> Brief 1:
Copy out the records word for word, from their first line up to and including the line with "series-line-window=28 (274, 211, 764, 459)".

> Extracted text:
╔══
Damascus: Rebels downed a helicopter on Wednesday as troops fought to take back a key Syrian town, a watchdog said, as international peace envoy Lakhdar Brahimi warned the conflict risks setting the region ablaze.
Fighting for control of the Damascus-Aleppo highway raged around the northwestern town of Maaret Al Numan even as Brahimi appeared to have won tentative support for a ceasefire proposal.
Brahimi, the UN and Arab League envoy, warned of the conflict spreading in the Middle East as he visited neighbouring Lebanon, the latest leg of a regional tour aimed at ending more than 19 months of bloodshed.
“This crisis cannot remain confined within Syrian territory,” the veteran troubleshooter told reporters in Beirut.
“Either it is solved, or it gets worse... and sets [the region] ablaze. A truce for Eid Al Adha would be a microscopic step on the road to solving the Syria crisis.”
Brahimi called this week for a temporary ceasefire in Syria during the four-day Eid holiday starting on October 26.
“The Syrian people, on both sides, are burying some 100 people a day,” he said on Wednesday.
“Can we not ask that this toll falls for this holiday? This will not be a happy holiday for the Syrians, but we should at least strive to make it less sad.
“If the Syrian government accepts, and I understand there is hope, and if the opposition accepts,” a truce would be a step “towards a more global ceasefire,” said Brahimi.
╚══
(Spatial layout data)
╔══
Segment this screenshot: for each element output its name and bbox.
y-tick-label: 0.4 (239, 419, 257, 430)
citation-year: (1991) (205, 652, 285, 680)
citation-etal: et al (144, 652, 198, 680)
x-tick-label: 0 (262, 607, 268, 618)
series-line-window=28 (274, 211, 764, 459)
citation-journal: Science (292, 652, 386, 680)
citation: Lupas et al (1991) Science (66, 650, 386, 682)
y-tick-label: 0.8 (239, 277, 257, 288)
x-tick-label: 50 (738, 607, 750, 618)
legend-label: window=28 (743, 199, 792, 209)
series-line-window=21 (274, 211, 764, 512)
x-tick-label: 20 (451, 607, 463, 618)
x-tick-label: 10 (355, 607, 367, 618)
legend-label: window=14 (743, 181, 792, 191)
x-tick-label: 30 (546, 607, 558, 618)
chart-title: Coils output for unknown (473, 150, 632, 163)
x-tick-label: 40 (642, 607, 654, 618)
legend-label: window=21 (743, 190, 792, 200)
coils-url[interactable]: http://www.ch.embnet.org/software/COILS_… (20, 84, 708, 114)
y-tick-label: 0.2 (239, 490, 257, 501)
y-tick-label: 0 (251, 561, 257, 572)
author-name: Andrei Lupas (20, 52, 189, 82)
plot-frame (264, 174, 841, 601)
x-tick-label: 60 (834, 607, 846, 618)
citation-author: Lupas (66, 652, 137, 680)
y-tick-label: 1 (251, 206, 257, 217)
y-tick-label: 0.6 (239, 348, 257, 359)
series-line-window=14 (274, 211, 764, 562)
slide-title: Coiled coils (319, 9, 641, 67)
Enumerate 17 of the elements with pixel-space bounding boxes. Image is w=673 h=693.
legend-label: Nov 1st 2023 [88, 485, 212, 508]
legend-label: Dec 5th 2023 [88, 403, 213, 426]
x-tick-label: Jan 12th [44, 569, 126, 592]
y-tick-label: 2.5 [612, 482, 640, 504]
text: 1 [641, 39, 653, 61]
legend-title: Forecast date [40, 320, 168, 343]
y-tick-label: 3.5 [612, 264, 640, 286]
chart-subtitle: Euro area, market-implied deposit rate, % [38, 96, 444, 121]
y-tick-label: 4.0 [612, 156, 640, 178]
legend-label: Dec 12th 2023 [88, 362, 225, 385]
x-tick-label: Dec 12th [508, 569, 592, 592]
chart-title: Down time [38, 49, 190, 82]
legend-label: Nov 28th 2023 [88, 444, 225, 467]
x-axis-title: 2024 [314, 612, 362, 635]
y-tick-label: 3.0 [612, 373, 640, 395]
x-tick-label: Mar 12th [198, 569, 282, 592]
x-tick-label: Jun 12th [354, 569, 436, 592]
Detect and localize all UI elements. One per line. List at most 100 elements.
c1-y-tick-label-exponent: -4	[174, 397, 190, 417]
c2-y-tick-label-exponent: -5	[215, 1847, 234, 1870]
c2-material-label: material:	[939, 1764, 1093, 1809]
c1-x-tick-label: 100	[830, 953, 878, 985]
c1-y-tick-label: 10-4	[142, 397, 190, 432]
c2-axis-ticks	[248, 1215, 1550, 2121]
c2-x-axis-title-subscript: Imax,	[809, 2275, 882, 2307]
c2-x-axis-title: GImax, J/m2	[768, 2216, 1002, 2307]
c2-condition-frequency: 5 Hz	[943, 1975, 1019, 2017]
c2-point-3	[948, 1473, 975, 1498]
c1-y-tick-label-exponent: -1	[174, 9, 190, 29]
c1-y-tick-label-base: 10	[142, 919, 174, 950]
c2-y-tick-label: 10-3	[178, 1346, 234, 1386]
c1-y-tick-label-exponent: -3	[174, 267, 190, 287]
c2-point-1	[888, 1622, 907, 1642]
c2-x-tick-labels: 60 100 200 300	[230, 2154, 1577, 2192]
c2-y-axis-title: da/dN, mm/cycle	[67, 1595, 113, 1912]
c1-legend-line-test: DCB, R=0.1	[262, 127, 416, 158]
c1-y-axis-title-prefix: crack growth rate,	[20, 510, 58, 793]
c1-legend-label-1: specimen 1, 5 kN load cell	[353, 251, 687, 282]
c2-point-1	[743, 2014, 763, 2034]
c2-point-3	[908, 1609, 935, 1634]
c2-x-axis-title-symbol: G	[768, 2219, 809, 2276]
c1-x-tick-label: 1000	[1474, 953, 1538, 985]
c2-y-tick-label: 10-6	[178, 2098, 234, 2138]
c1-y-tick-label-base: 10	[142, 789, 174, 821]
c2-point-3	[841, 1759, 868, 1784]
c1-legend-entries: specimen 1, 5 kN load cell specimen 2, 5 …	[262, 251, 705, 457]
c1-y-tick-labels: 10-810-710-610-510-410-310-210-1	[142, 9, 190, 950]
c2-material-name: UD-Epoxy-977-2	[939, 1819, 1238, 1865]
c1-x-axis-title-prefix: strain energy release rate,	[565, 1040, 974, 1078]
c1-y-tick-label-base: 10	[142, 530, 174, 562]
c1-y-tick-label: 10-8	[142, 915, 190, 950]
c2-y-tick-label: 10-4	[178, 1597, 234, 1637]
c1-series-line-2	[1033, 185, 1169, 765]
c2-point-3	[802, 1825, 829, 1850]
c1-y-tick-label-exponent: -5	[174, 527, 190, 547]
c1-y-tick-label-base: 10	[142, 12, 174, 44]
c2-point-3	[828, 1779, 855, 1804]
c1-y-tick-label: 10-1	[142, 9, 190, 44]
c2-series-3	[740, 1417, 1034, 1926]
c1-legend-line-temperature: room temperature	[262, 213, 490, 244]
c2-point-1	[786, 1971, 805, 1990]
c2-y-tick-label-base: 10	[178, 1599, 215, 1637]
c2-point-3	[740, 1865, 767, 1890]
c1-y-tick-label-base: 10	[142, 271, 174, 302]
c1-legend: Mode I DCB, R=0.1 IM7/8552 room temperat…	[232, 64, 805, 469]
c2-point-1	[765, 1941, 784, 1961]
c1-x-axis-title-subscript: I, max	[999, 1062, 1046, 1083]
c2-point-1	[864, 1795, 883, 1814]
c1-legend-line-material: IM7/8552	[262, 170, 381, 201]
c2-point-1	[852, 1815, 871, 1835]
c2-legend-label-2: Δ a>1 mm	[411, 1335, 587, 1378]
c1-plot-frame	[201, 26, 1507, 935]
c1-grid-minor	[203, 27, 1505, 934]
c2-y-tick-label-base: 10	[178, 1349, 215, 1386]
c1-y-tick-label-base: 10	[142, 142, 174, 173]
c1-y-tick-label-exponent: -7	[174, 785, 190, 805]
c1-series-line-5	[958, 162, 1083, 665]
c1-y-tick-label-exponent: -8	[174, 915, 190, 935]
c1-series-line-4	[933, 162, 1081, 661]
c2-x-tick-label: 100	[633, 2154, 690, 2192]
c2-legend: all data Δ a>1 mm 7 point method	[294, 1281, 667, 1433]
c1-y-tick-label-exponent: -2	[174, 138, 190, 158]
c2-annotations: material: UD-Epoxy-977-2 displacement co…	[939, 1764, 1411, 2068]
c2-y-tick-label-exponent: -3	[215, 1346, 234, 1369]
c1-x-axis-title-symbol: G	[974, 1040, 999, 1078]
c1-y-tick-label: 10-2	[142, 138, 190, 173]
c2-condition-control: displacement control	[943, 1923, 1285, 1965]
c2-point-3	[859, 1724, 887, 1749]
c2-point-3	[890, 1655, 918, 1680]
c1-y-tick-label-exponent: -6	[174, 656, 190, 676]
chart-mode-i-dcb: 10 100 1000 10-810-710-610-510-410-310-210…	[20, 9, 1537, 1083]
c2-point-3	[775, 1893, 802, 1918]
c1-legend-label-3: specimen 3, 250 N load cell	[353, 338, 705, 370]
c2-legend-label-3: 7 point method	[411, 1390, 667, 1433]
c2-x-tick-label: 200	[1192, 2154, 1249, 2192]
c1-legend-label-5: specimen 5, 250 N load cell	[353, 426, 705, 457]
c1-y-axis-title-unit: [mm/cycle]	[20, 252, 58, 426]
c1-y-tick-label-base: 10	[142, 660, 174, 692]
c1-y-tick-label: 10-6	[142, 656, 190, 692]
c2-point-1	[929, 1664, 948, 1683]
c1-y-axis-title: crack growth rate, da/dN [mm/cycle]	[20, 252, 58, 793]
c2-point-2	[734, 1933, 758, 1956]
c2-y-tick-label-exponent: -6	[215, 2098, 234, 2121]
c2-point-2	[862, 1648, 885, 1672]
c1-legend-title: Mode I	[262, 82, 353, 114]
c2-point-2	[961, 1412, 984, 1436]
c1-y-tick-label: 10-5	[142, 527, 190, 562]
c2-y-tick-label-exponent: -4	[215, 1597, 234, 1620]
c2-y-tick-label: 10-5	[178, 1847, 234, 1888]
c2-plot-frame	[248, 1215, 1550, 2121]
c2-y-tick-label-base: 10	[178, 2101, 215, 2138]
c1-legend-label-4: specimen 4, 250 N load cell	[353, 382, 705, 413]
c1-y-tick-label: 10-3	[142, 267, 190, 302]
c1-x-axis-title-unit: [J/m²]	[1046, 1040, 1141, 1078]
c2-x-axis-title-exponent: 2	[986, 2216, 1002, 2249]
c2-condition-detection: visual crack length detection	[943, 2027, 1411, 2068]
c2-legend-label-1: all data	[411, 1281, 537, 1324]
╚══
> Brief 2:
According to the report on the Syrian conflict, how many people did Brahimi say the Syrian people are burying each day?

> Task output 1:
Segment this screenshot: for each element output its name and bbox.
y-tick-label: 0.4 (239, 419, 257, 430)
citation-year: (1991) (205, 652, 285, 680)
citation-etal: et al (144, 652, 198, 680)
x-tick-label: 0 (262, 607, 268, 618)
series-line-window=28 (274, 211, 764, 459)

> Task output 2:
Some 100 people a day.